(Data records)

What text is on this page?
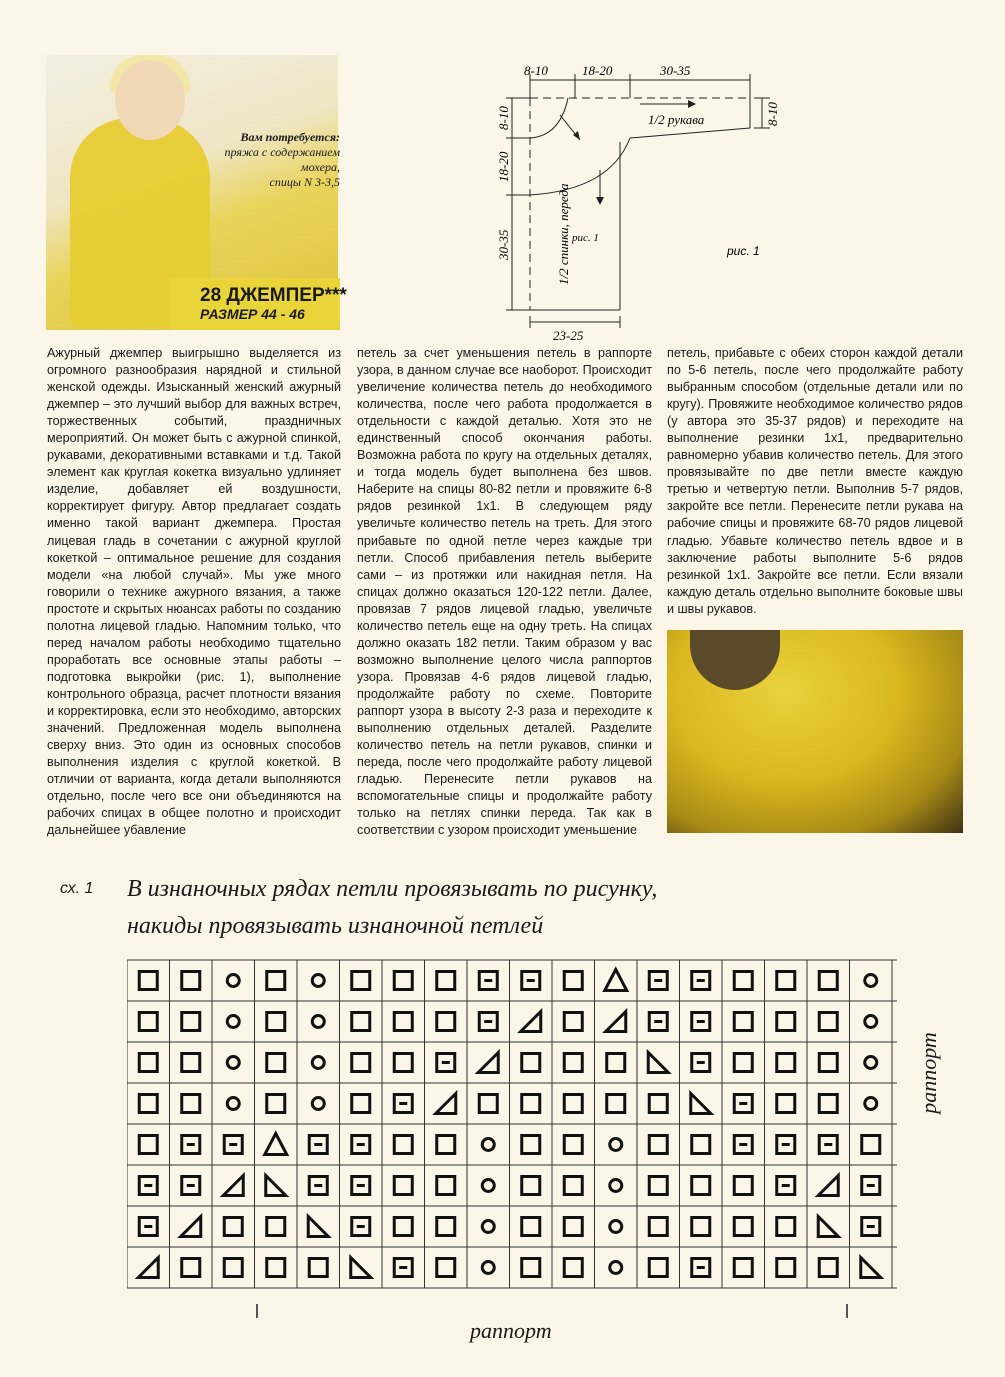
Вам потребуется:
пряжа с содержанием
мохера,
спицы N 3-3,5
28 ДЖЕМПЕР***
РАЗМЕР 44 - 46
8-10	18-20	30-35
8-10
18-20
30-35
8-10
23-25
1/2 рукава
1/2 спинки, переда рис. 1
рис. 1
Ажурный джемпер выигрышно выделяется из огромного разнообразия нарядной и стильной женской одежды. Изысканный женский ажурный джемпер – это лучший выбор для важных встреч, торжественных событий, праздничных мероприятий. Он может быть с ажурной спинкой, рукавами, декоративными вставками и т.д. Такой элемент как круглая кокетка визуально удлиняет изделие, добавляет ей воздушности, корректирует фигуру. Автор предлагает создать именно такой вариант джемпера. Простая лицевая гладь в сочетании с ажурной круглой кокеткой – оптимальное решение для создания модели «на любой случай». Мы уже много говорили о технике ажурного вязания, а также простоте и скрытых нюансах работы по созданию полотна лицевой гладью. Напомним только, что перед началом работы необходимо тщательно проработать все основные этапы работы – подготовка выкройки (рис. 1), выполнение контрольного образца, расчет плотности вязания и корректировка, если это необходимо, авторских значений. Предложенная модель выполнена сверху вниз. Это один из основных способов выполнения изделия с круглой кокеткой. В отличии от варианта, когда детали выполняются отдельно, после чего все они объединяются на рабочих спицах в общее полотно и происходит дальнейшее убавление
петель за счет уменьшения петель в раппорте узора, в данном случае все наоборот. Происходит увеличение количества петель до необходимого количества, после чего работа продолжается в отдельности с каждой деталью. Хотя это не единственный способ окончания работы. Возможна работа по кругу на отдельных деталях, и тогда модель будет выполнена без швов. Наберите на спицы 80-82 петли и провяжите 6-8 рядов резинкой 1х1. В следующем ряду увеличьте количество петель на треть. Для этого прибавьте по одной петле через каждые три петли. Способ прибавления петель выберите сами – из протяжки или накидная петля. На спицах должно оказаться 120-122 петли. Далее, провязав 7 рядов лицевой гладью, увеличьте количество петель еще на одну треть. На спицах должно оказать 182 петли. Таким образом у вас возможно выполнение целого числа раппортов узора. Провязав 4-6 рядов лицевой гладью, продолжайте работу по схеме. Повторите раппорт узора в высоту 2-3 раза и переходите к выполнению отдельных деталей. Разделите количество петель на петли рукавов, спинки и переда, после чего продолжайте работу лицевой гладью. Перенесите петли рукавов на вспомогательные спицы и продолжайте работу только на петлях спинки переда. Так как в соответствии с узором происходит уменьшение
петель, прибавьте с обеих сторон каждой детали по 5-6 петель, после чего продолжайте работу выбранным способом (отдельные детали или по кругу). Провяжите необходимое количество рядов (у автора это 35-37 рядов) и переходите на выполнение резинки 1х1, предварительно равномерно убавив количество петель. Для этого провязывайте по две петли вместе каждую третью и четвертую петли. Выполнив 5-7 рядов, закройте все петли. Перенесите петли рукава на рабочие спицы и провяжите 68-70 рядов лицевой гладью. Убавьте количество петель вдвое и в заключение работы выполните 5-6 рядов резинкой 1х1. Закройте все петли. Если вязали каждую деталь отдельно выполните боковые швы и швы рукавов.
сх. 1 В изнаночных рядах петли провязывать по рисунку,
накиды провязывать изнаночной петлей
раппорт
раппорт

The problem
Restate the records word for word, omitting images.

Complete response
What text is on this page?
Вам потребуется:
пряжа с содержанием
мохера,
спицы N 3-3,5
28 ДЖЕМПЕР***
РАЗМЕР 44 - 46
8-10	18-20	30-35
8-10
18-20
30-35
8-10
23-25
1/2 рукава
1/2 спинки, переда рис. 1
рис. 1
Ажурный джемпер выигрышно выделяется из огромного разнообразия нарядной и стильной женской одежды. Изысканный женский ажурный джемпер – это лучший выбор для важных встреч, торжественных событий, праздничных мероприятий. Он может быть с ажурной спинкой, рукавами, декоративными вставками и т.д. Такой элемент как круглая кокетка визуально удлиняет изделие, добавляет ей воздушности, корректирует фигуру. Автор предлагает создать именно такой вариант джемпера. Простая лицевая гладь в сочетании с ажурной круглой кокеткой – оптимальное решение для создания модели «на любой случай». Мы уже много говорили о технике ажурного вязания, а также простоте и скрытых нюансах работы по созданию полотна лицевой гладью. Напомним только, что перед началом работы необходимо тщательно проработать все основные этапы работы – подготовка выкройки (рис. 1), выполнение контрольного образца, расчет плотности вязания и корректировка, если это необходимо, авторских значений. Предложенная модель выполнена сверху вниз. Это один из основных способов выполнения изделия с круглой кокеткой. В отличии от варианта, когда детали выполняются отдельно, после чего все они объединяются на рабочих спицах в общее полотно и происходит дальнейшее убавление
петель за счет уменьшения петель в раппорте узора, в данном случае все наоборот. Происходит увеличение количества петель до необходимого количества, после чего работа продолжается в отдельности с каждой деталью. Хотя это не единственный способ окончания работы. Возможна работа по кругу на отдельных деталях, и тогда модель будет выполнена без швов. Наберите на спицы 80-82 петли и провяжите 6-8 рядов резинкой 1х1. В следующем ряду увеличьте количество петель на треть. Для этого прибавьте по одной петле через каждые три петли. Способ прибавления петель выберите сами – из протяжки или накидная петля. На спицах должно оказаться 120-122 петли. Далее, провязав 7 рядов лицевой гладью, увеличьте количество петель еще на одну треть. На спицах должно оказать 182 петли. Таким образом у вас возможно выполнение целого числа раппортов узора. Провязав 4-6 рядов лицевой гладью, продолжайте работу по схеме. Повторите раппорт узора в высоту 2-3 раза и переходите к выполнению отдельных деталей. Разделите количество петель на петли рукавов, спинки и переда, после чего продолжайте работу лицевой гладью. Перенесите петли рукавов на вспомогательные спицы и продолжайте работу только на петлях спинки переда. Так как в соответствии с узором происходит уменьшение
петель, прибавьте с обеих сторон каждой детали по 5-6 петель, после чего продолжайте работу выбранным способом (отдельные детали или по кругу). Провяжите необходимое количество рядов (у автора это 35-37 рядов) и переходите на выполнение резинки 1х1, предварительно равномерно убавив количество петель. Для этого провязывайте по две петли вместе каждую третью и четвертую петли. Выполнив 5-7 рядов, закройте все петли. Перенесите петли рукава на рабочие спицы и провяжите 68-70 рядов лицевой гладью. Убавьте количество петель вдвое и в заключение работы выполните 5-6 рядов резинкой 1х1. Закройте все петли. Если вязали каждую деталь отдельно выполните боковые швы и швы рукавов.
сх. 1 В изнаночных рядах петли провязывать по рисунку,
накиды провязывать изнаночной петлей
раппорт
раппорт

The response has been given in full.